──────── Task material ────────

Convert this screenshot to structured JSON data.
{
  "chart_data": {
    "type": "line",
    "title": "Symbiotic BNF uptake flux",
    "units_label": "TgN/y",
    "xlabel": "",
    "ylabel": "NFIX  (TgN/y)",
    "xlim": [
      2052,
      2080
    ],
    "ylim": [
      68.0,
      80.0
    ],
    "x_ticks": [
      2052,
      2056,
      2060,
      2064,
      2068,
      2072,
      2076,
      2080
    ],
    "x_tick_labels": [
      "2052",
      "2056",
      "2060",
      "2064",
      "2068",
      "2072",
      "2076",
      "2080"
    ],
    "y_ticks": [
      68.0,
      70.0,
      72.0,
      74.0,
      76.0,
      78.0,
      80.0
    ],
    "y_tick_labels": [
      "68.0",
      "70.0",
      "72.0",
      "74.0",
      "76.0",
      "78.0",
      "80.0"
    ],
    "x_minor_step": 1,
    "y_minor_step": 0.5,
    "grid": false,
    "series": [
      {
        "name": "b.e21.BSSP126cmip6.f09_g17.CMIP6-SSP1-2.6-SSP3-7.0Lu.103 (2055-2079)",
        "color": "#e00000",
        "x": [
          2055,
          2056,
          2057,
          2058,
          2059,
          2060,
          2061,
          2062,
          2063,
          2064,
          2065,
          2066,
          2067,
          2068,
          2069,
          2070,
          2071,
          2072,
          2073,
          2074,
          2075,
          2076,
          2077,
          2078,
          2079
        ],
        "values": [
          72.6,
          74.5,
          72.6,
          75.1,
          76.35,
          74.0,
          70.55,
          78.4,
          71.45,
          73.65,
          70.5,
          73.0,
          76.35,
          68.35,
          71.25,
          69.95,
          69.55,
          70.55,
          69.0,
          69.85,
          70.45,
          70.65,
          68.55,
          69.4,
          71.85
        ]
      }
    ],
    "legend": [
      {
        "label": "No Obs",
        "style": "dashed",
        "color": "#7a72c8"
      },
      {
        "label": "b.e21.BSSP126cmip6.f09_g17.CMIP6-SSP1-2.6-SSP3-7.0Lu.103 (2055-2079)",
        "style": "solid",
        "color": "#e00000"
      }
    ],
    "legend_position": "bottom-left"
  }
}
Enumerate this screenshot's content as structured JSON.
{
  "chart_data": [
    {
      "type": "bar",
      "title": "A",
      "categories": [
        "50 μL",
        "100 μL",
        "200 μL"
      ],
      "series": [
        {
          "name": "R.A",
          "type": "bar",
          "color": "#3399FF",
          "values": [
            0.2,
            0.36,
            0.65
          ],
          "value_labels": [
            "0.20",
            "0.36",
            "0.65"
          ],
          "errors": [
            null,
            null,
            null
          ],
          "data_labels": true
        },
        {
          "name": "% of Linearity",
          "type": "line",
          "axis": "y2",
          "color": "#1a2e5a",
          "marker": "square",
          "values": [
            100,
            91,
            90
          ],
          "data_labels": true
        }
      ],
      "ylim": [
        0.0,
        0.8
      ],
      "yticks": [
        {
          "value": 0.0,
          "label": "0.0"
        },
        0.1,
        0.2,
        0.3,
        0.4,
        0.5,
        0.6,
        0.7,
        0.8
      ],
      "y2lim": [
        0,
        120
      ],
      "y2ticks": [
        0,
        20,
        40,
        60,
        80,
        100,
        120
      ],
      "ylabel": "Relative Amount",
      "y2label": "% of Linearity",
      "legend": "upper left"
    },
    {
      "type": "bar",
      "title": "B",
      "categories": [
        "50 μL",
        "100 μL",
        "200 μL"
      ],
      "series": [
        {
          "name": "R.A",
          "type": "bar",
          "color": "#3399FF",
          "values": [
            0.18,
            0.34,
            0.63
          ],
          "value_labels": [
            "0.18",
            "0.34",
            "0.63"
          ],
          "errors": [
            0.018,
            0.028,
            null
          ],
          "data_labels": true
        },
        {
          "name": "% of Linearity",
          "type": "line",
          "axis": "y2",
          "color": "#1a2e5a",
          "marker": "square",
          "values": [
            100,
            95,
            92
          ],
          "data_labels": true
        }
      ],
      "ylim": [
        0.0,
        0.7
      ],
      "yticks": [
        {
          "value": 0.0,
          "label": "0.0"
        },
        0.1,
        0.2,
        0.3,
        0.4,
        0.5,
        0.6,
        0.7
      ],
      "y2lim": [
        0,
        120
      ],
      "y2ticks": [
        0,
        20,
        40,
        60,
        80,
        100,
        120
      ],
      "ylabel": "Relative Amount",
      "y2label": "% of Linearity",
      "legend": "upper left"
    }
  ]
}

────────

• _Aim_
Gather each line of the records holding the string "JSON".

• _Final answer_
Convert this screenshot to structured JSON data.
Enumerate this screenshot's content as structured JSON.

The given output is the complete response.